* Begin Records for this task *

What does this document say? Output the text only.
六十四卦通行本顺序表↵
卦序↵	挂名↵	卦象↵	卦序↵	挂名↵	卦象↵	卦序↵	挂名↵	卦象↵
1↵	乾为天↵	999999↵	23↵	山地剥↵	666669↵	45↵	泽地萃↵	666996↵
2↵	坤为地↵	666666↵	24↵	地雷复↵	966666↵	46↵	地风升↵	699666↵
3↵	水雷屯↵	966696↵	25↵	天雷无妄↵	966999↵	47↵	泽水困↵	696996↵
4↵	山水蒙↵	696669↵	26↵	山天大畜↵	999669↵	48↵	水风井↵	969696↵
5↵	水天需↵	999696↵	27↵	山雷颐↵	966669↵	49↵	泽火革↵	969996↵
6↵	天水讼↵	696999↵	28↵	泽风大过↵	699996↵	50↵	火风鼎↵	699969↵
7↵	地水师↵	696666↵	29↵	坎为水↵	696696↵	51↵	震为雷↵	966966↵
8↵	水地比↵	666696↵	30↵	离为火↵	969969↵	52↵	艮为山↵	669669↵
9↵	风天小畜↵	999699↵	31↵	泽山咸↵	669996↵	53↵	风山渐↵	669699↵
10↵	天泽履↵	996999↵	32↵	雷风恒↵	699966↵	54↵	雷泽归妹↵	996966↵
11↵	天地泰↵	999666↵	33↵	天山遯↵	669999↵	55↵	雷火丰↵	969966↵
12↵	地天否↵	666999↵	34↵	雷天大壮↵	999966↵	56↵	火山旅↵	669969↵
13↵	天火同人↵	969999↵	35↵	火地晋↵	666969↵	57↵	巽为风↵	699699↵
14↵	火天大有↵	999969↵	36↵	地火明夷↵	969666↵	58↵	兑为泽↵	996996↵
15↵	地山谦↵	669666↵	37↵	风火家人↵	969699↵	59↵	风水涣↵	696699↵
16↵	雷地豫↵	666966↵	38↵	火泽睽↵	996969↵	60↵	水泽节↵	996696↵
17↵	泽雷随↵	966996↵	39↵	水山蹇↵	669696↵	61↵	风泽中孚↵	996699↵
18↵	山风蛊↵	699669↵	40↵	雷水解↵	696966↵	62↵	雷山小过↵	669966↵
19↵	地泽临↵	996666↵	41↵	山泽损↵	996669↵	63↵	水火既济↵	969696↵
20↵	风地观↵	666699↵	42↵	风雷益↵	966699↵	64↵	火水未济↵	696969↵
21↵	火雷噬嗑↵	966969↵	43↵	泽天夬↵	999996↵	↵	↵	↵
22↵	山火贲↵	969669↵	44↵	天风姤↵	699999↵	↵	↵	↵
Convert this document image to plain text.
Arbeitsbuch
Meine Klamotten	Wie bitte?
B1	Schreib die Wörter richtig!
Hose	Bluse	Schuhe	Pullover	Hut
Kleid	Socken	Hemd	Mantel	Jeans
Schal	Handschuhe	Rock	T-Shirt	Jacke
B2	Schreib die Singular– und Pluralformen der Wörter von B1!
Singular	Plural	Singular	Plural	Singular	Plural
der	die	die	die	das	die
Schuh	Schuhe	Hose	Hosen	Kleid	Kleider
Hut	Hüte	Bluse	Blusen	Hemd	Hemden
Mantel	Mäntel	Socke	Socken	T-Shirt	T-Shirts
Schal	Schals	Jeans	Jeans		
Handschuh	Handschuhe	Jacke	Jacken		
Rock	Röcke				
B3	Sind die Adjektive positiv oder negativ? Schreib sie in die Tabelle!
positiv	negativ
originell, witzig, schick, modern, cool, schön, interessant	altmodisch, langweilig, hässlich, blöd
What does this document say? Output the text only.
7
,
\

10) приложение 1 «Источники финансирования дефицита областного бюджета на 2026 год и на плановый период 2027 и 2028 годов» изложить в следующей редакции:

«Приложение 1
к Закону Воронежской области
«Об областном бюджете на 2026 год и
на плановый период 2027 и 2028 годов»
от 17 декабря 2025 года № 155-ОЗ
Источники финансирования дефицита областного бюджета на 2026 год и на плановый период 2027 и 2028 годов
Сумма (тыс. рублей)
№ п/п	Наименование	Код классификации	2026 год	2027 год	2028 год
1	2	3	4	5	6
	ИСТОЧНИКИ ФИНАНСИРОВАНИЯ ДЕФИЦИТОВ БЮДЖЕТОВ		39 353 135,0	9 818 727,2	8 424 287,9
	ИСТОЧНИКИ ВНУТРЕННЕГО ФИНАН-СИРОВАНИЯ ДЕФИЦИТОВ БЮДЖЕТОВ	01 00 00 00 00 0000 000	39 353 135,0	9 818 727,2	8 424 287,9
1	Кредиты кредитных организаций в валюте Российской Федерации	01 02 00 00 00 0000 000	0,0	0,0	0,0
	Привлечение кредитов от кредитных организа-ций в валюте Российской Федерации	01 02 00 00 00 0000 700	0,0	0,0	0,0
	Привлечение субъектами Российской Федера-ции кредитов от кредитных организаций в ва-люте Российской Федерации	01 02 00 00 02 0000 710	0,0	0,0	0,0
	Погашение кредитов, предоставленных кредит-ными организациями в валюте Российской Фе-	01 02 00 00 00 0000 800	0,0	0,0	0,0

* End Records for this task *

Directive | Wherever a line in the data above holds "negativ", copy that line.

Solution for this exercise |
B3	Sind die Adjektive positiv oder negativ? Schreib sie in die Tabelle!
positiv	negativ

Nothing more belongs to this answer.